Instruction: Drop every picture, then transcribe the remaining data exactly.

Exercise input:

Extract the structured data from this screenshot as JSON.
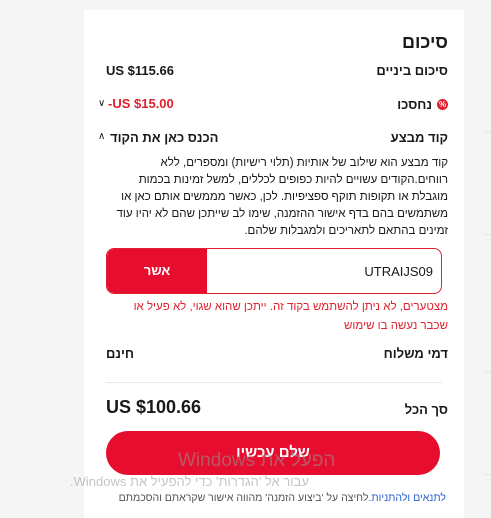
{
  "summary": {
    "title": "סיכום",
    "subtotal_label": "סיכום ביניים",
    "subtotal_value": "US $115.66",
    "saved_label": "נחסכו",
    "saved_value": "-US $15.00",
    "discount_icon": "%"
  },
  "promo": {
    "label": "קוד מבצע",
    "enter_link": "הכנס כאן את הקוד",
    "description": "קוד מבצע הוא שילוב של אותיות (תלוי רישיות) ומספרים, ללא רווחים.הקודים עשויים להיות כפופים לכללים, למשל זמינות בכמות מוגבלת או תקופות תוקף ספציפיות. לכן, כאשר מממשים אותם כאן או משתמשים בהם בדף אישור ההזמנה, שימו לב שייתכן שהם לא יהיו עוד זמינים בהתאם לתאריכים ולמגבלות שלהם.",
    "input_value": "UTRAIJS09",
    "apply_label": "אשר",
    "error": "מצטערים, לא ניתן להשתמש בקוד זה. ייתכן שהוא שגוי, לא פעיל או שכבר נעשה בו שימוש"
  },
  "shipping": {
    "label": "דמי משלוח",
    "value": "חינם"
  },
  "total": {
    "label": "סך הכל",
    "value": "US $100.66"
  },
  "pay_button": "שלם עכשיו",
  "terms": {
    "prefix": "לחיצה על 'ביצוע הזמנה' מהווה אישור שקראתם והסכמתם",
    "link": "לתנאים ולהתניות."
  },
  "watermark": {
    "line1": "הפעל את Windows",
    "line2": "עבור אל 'הגדרות' כדי להפעיל את Windows."
  },
  "colors": {
    "accent": "#e60d2e",
    "error": "#e0202e",
    "link": "#2a5ecf"
  }
}
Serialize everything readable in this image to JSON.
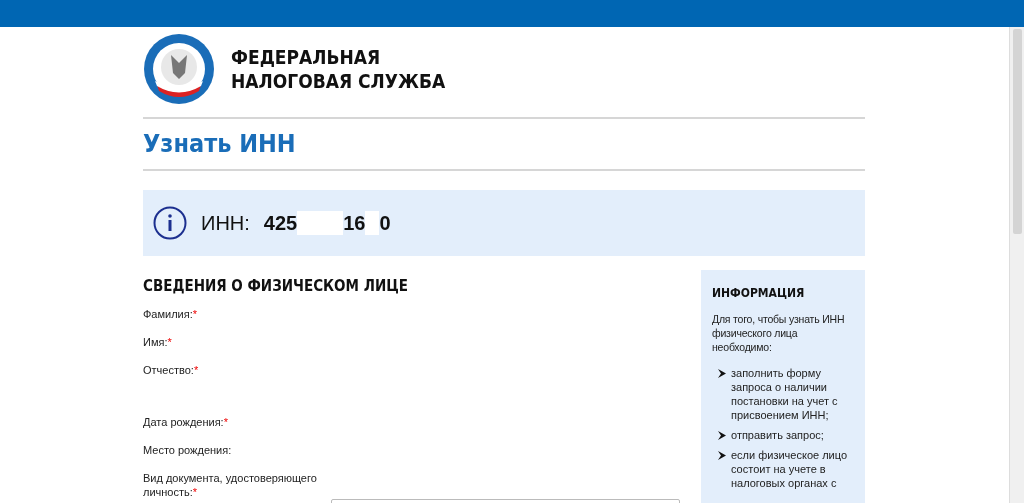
{
  "header": {
    "logo_lines": [
      "ФЕДЕРАЛЬНАЯ",
      "НАЛОГОВАЯ СЛУЖБА"
    ]
  },
  "page_title": "Узнать ИНН",
  "result": {
    "label": "ИНН:",
    "value_parts": [
      "425",
      "16",
      "0"
    ]
  },
  "form": {
    "heading": "СВЕДЕНИЯ О ФИЗИЧЕСКОМ ЛИЦЕ",
    "fields": [
      {
        "label": "Фамилия:",
        "required": true,
        "required_mark": "*"
      },
      {
        "label": "Имя:",
        "required": true,
        "required_mark": "*"
      },
      {
        "label": "Отчество:",
        "required": true,
        "required_mark": "*"
      },
      {
        "label": "Дата рождения:",
        "required": true,
        "required_mark": "*"
      },
      {
        "label": "Место рождения:"
      },
      {
        "label": "Вид документа, удостоверяющего личность:",
        "required": true,
        "required_mark": "*"
      }
    ]
  },
  "sidebar": {
    "heading": "ИНФОРМАЦИЯ",
    "intro": "Для того, чтобы узнать ИНН физического лица необходимо:",
    "items": [
      "заполнить форму запроса о наличии постановки на учет с присвоением ИНН;",
      "отправить запрос;",
      "если физическое лицо состоит на учете в налоговых органах с"
    ]
  }
}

Expected output:
Extract the structured data from this screenshot as JSON.
{
  "summary": {
    "title": "סיכום",
    "subtotal_label": "סיכום ביניים",
    "subtotal_value": "US $115.66",
    "saved_label": "נחסכו",
    "saved_value": "-US $15.00",
    "discount_icon": "%"
  },
  "promo": {
    "label": "קוד מבצע",
    "enter_link": "הכנס כאן את הקוד",
    "description": "קוד מבצע הוא שילוב של אותיות (תלוי רישיות) ומספרים, ללא רווחים.הקודים עשויים להיות כפופים לכללים, למשל זמינות בכמות מוגבלת או תקופות תוקף ספציפיות. לכן, כאשר מממשים אותם כאן או משתמשים בהם בדף אישור ההזמנה, שימו לב שייתכן שהם לא יהיו עוד זמינים בהתאם לתאריכים ולמגבלות שלהם.",
    "input_value": "UTRAIJS09",
    "apply_label": "אשר",
    "error": "מצטערים, לא ניתן להשתמש בקוד זה. ייתכן שהוא שגוי, לא פעיל או שכבר נעשה בו שימוש"
  },
  "shipping": {
    "label": "דמי משלוח",
    "value": "חינם"
  },
  "total": {
    "label": "סך הכל",
    "value": "US $100.66"
  },
  "pay_button": "שלם עכשיו",
  "terms": {
    "prefix": "לחיצה על 'ביצוע הזמנה' מהווה אישור שקראתם והסכמתם",
    "link": "לתנאים ולהתניות."
  },
  "watermark": {
    "line1": "הפעל את Windows",
    "line2": "עבור אל 'הגדרות' כדי להפעיל את Windows."
  },
  "colors": {
    "accent": "#e60d2e",
    "error": "#e0202e",
    "link": "#2a5ecf"
  }
}
Serialize everything readable in this image to JSON.
{
  "header": {
    "logo_lines": [
      "ФЕДЕРАЛЬНАЯ",
      "НАЛОГОВАЯ СЛУЖБА"
    ]
  },
  "page_title": "Узнать ИНН",
  "result": {
    "label": "ИНН:",
    "value_parts": [
      "425",
      "16",
      "0"
    ]
  },
  "form": {
    "heading": "СВЕДЕНИЯ О ФИЗИЧЕСКОМ ЛИЦЕ",
    "fields": [
      {
        "label": "Фамилия:",
        "required": true,
        "required_mark": "*"
      },
      {
        "label": "Имя:",
        "required": true,
        "required_mark": "*"
      },
      {
        "label": "Отчество:",
        "required": true,
        "required_mark": "*"
      },
      {
        "label": "Дата рождения:",
        "required": true,
        "required_mark": "*"
      },
      {
        "label": "Место рождения:"
      },
      {
        "label": "Вид документа, удостоверяющего личность:",
        "required": true,
        "required_mark": "*"
      }
    ]
  },
  "sidebar": {
    "heading": "ИНФОРМАЦИЯ",
    "intro": "Для того, чтобы узнать ИНН физического лица необходимо:",
    "items": [
      "заполнить форму запроса о наличии постановки на учет с присвоением ИНН;",
      "отправить запрос;",
      "если физическое лицо состоит на учете в налоговых органах с"
    ]
  }
}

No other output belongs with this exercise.